▶ [Problem to work on]
Check each line of the records for "name"; collect those that have it.

[Stored data]
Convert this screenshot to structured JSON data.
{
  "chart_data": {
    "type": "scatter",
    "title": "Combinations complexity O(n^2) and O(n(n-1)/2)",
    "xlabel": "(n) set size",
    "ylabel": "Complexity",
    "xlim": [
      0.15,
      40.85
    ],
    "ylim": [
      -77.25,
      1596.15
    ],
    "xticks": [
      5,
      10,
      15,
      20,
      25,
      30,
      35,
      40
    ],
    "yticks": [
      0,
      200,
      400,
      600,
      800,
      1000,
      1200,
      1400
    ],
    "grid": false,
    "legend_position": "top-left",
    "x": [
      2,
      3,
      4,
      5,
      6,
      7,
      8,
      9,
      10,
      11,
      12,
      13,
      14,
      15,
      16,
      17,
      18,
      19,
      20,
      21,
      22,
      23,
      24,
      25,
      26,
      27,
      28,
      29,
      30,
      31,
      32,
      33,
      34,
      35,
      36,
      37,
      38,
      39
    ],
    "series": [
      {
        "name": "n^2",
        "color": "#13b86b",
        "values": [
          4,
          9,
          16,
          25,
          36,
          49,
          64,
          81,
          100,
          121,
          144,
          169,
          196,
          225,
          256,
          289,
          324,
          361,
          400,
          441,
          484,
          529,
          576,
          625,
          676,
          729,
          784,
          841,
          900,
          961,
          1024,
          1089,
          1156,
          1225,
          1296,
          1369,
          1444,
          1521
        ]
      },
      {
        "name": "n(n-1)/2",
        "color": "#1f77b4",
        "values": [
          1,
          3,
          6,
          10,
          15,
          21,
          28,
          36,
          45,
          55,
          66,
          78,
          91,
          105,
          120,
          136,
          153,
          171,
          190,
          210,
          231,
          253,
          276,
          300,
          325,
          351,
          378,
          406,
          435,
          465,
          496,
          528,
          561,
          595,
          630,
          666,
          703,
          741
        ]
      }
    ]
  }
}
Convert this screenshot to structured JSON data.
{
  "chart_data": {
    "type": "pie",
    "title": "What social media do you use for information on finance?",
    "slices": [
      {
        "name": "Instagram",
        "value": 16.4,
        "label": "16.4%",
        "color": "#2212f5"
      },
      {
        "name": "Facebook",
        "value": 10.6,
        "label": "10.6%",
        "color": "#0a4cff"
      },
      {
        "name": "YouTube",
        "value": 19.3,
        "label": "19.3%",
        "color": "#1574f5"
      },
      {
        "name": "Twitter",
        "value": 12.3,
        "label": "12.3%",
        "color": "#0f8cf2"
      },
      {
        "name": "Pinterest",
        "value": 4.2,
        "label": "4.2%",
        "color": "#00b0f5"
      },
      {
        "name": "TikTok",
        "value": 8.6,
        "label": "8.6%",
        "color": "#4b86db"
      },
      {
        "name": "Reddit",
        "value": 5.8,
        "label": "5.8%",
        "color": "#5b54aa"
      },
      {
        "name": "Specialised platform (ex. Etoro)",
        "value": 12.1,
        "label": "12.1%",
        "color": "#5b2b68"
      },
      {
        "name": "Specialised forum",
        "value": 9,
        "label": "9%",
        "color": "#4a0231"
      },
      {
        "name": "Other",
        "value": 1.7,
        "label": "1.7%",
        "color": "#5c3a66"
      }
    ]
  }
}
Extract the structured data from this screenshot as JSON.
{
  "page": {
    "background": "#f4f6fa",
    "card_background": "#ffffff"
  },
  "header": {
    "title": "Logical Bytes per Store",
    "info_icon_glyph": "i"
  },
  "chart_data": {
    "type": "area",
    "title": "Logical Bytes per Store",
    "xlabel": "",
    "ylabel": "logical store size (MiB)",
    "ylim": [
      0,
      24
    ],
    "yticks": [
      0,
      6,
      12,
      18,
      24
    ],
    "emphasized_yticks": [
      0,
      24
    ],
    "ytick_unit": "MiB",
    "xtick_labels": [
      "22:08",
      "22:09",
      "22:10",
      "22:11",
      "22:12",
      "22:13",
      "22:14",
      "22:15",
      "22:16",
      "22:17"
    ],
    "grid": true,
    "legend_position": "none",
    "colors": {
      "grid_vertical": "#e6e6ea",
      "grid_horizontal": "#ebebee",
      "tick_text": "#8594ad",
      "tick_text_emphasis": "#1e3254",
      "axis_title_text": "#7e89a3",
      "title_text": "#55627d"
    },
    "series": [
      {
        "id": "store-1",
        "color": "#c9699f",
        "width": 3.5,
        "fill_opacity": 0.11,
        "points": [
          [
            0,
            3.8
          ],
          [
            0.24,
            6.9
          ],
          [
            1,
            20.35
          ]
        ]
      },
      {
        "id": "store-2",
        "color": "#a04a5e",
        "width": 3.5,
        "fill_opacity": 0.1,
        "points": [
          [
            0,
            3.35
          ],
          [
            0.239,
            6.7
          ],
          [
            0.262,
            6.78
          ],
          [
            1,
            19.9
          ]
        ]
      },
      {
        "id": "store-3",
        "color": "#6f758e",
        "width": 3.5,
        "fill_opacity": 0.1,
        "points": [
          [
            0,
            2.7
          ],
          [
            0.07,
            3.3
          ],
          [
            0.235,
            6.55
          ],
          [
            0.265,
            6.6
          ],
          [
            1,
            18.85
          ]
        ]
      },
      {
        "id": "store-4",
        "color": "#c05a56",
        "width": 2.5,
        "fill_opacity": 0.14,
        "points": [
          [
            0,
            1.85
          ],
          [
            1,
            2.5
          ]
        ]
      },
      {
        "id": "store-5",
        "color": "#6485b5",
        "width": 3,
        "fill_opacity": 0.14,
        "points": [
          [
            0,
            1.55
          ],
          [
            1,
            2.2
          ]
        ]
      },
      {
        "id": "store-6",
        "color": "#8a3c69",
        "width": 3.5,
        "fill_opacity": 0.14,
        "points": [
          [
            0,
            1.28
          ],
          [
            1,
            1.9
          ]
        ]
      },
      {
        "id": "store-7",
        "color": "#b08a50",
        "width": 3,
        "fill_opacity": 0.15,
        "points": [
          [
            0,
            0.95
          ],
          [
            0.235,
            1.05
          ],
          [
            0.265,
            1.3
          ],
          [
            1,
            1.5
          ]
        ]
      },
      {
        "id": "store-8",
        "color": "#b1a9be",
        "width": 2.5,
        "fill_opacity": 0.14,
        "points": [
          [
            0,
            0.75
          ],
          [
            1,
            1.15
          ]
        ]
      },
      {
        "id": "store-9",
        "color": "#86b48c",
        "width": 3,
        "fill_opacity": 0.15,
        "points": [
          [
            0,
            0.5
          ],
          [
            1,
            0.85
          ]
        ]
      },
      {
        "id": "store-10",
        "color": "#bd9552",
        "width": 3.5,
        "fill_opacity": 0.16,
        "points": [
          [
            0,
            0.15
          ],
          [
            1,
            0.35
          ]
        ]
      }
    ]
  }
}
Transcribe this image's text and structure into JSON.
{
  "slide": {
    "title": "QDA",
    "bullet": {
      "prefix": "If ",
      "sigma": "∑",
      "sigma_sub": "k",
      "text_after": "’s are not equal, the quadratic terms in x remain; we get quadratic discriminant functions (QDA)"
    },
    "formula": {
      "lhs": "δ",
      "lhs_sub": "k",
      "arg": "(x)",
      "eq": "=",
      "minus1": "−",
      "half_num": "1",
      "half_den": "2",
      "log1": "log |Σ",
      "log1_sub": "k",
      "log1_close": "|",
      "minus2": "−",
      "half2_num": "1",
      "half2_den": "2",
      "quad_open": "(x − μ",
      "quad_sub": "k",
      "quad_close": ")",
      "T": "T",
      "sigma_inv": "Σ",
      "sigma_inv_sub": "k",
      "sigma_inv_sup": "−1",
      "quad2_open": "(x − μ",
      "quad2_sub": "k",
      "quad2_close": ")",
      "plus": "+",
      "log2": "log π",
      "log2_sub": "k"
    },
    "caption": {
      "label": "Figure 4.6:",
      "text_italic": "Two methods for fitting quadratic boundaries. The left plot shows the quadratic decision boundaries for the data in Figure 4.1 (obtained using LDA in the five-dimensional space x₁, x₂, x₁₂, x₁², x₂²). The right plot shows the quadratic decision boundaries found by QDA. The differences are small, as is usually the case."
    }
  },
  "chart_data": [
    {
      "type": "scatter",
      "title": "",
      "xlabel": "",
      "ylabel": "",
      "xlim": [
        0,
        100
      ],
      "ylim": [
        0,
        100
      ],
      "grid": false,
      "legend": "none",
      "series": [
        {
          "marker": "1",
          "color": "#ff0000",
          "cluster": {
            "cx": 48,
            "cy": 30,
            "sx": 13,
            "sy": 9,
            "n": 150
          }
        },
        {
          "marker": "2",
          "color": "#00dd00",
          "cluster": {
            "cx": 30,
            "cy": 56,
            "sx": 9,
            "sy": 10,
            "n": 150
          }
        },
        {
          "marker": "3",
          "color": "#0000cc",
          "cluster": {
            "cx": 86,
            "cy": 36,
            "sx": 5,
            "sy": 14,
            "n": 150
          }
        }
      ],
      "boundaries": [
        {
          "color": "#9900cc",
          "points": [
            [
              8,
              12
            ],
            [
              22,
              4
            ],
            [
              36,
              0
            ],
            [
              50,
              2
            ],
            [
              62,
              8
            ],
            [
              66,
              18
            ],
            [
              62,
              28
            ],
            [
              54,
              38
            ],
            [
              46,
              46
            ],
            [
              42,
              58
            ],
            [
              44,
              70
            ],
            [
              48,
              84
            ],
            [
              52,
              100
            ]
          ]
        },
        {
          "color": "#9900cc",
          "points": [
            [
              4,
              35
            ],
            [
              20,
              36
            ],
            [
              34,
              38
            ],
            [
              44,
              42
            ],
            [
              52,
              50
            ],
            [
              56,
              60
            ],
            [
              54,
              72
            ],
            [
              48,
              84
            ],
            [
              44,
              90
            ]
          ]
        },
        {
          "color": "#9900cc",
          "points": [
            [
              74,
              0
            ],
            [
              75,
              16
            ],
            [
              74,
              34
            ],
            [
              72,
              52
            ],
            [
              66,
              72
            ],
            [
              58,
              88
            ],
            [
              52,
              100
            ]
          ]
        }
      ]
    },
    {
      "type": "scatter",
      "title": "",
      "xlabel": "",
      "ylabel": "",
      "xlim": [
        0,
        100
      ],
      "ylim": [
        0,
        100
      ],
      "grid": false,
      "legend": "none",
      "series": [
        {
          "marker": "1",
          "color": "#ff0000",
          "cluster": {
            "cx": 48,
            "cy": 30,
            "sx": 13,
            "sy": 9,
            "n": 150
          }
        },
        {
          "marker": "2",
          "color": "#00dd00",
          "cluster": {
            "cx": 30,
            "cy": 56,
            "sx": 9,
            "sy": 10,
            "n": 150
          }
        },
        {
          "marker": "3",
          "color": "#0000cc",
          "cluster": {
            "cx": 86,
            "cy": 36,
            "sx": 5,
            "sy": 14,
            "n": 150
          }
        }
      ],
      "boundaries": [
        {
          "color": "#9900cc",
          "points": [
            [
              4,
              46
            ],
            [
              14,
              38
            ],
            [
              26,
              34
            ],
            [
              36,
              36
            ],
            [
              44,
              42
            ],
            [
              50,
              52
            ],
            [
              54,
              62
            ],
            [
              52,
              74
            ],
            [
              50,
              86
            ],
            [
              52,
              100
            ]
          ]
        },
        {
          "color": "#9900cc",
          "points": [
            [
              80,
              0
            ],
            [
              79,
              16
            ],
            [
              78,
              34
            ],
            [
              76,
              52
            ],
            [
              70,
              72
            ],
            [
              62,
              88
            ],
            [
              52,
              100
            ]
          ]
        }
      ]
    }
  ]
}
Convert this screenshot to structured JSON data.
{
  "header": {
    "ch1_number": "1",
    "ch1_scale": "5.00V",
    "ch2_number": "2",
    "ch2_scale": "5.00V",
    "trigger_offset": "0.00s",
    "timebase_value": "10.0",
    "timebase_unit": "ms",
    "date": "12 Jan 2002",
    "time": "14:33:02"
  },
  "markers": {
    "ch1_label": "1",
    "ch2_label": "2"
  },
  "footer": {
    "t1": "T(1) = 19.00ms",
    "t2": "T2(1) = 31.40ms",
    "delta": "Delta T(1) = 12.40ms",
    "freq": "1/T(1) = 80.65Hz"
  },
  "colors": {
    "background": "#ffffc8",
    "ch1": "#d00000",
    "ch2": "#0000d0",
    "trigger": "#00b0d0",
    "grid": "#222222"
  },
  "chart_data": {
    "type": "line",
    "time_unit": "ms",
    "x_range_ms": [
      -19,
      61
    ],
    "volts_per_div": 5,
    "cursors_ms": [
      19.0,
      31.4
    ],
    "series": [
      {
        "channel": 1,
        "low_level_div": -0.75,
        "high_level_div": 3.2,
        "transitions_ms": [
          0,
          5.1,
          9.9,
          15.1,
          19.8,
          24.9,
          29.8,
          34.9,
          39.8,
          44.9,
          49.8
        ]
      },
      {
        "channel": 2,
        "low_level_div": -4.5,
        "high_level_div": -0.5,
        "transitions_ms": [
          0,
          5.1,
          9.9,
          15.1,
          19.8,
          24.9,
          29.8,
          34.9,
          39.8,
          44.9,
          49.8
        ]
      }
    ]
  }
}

▶ [Exercise solution]
        "name": "n^2",
        "name": "n(n-1)/2",
        "name": "Instagram",
        "name": "Facebook",
        "name": "YouTube",
        "name": "Twitter",
        "name": "Pinterest",
        "name": "TikTok",
        "name": "Reddit",
        "name": "Specialised platform (ex. Etoro)",
        "name": "Specialised forum",
        "name": "Other",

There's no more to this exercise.